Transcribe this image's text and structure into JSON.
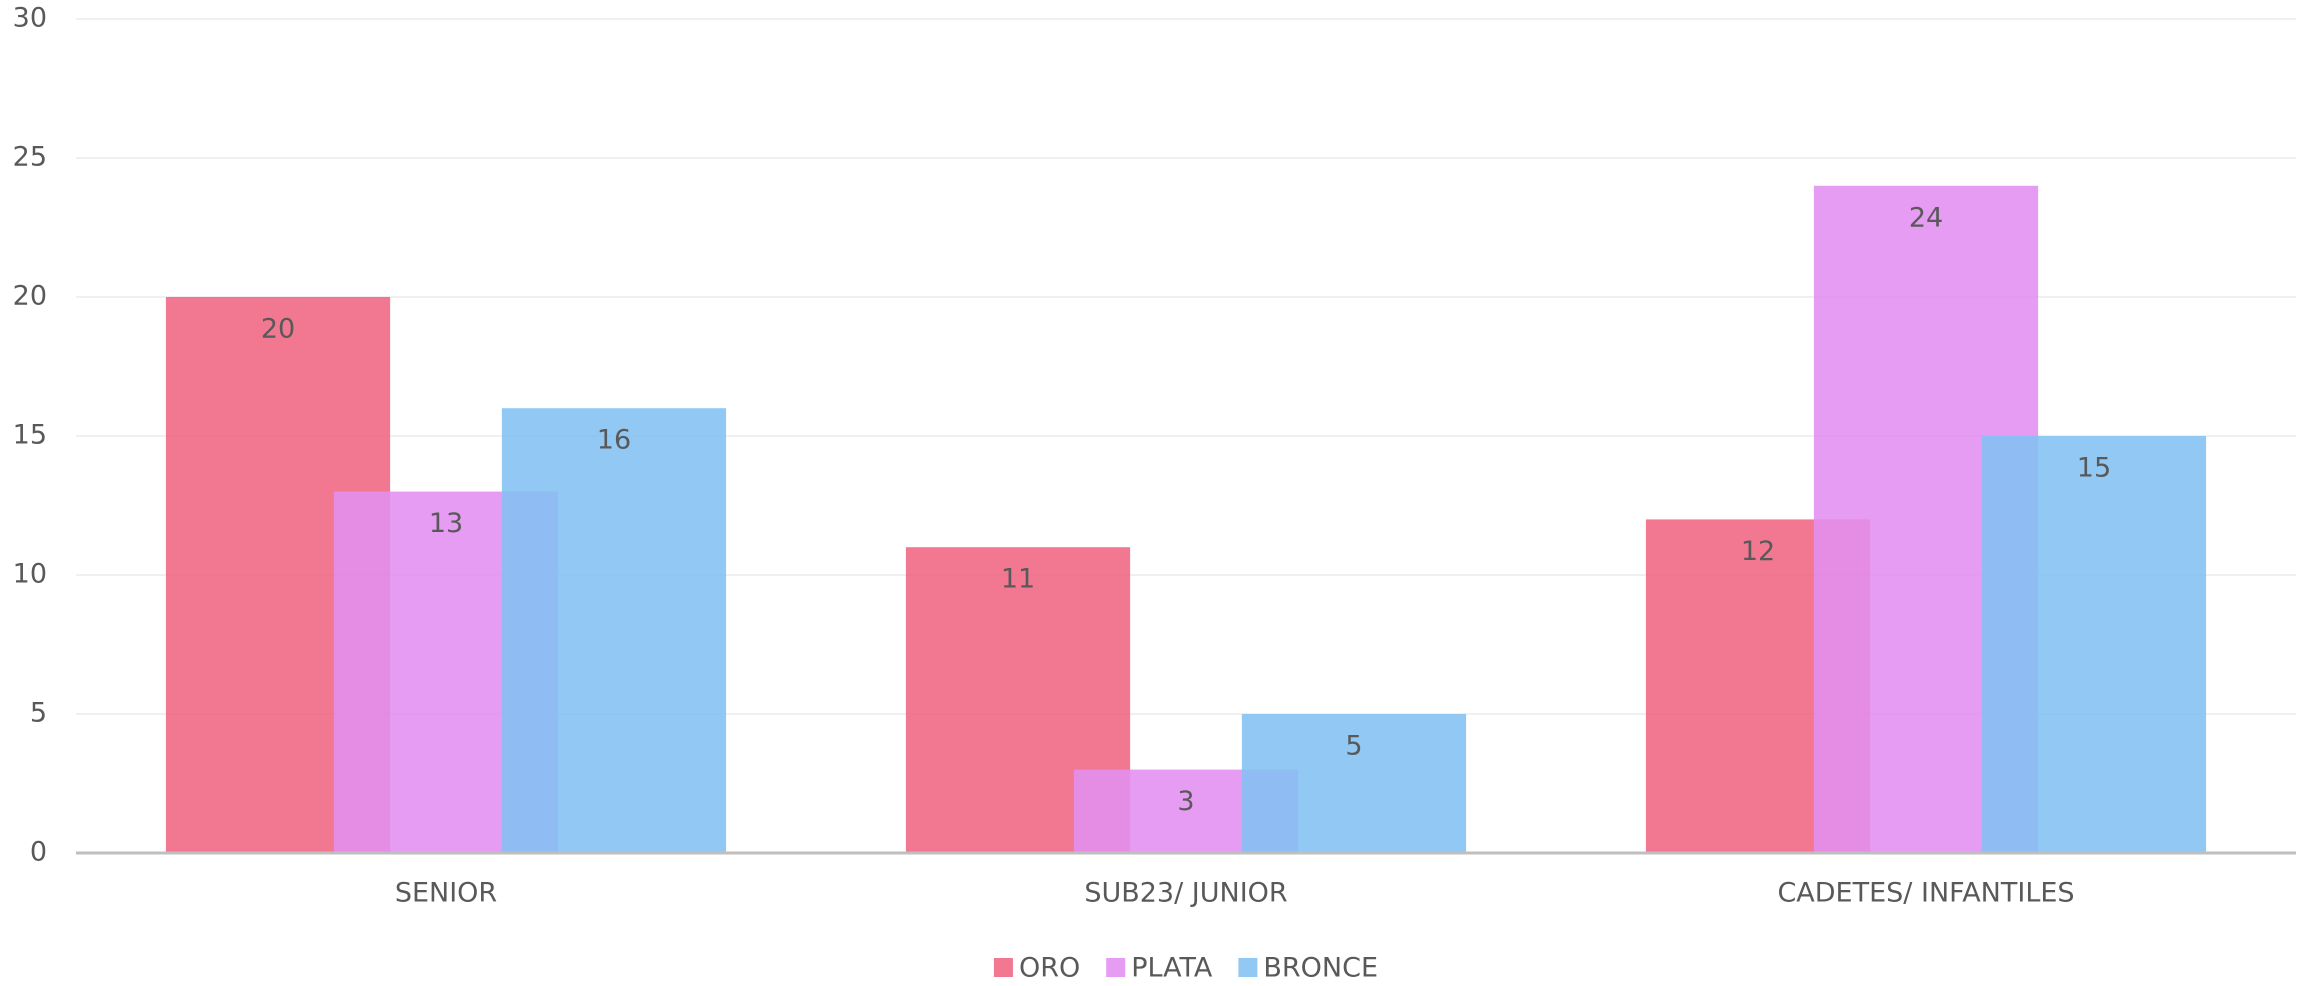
{
  "chart_data": {
    "type": "bar",
    "categories": [
      "SENIOR",
      "SUB23/ JUNIOR",
      "CADETES/ INFANTILES"
    ],
    "series": [
      {
        "name": "ORO",
        "color": "#f06582",
        "values": [
          20,
          11,
          12
        ]
      },
      {
        "name": "PLATA",
        "color": "#e38ef0",
        "values": [
          13,
          3,
          24
        ]
      },
      {
        "name": "BRONCE",
        "color": "#82c0f2",
        "values": [
          16,
          5,
          15
        ]
      }
    ],
    "ylim": [
      0,
      30
    ],
    "yticks": [
      0,
      5,
      10,
      15,
      20,
      25,
      30
    ],
    "grid": true,
    "legend": "bottom"
  }
}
####
**Written task:** Return each line of the data, keeping its wording exact and omitting pictures.

**Written response:**
Transcribe this image's text and structure into JSON.
{
  "chart_data": {
    "type": "bar",
    "categories": [
      "SENIOR",
      "SUB23/ JUNIOR",
      "CADETES/ INFANTILES"
    ],
    "series": [
      {
        "name": "ORO",
        "color": "#f06582",
        "values": [
          20,
          11,
          12
        ]
      },
      {
        "name": "PLATA",
        "color": "#e38ef0",
        "values": [
          13,
          3,
          24
        ]
      },
      {
        "name": "BRONCE",
        "color": "#82c0f2",
        "values": [
          16,
          5,
          15
        ]
      }
    ],
    "ylim": [
      0,
      30
    ],
    "yticks": [
      0,
      5,
      10,
      15,
      20,
      25,
      30
    ],
    "grid": true,
    "legend": "bottom"
  }
}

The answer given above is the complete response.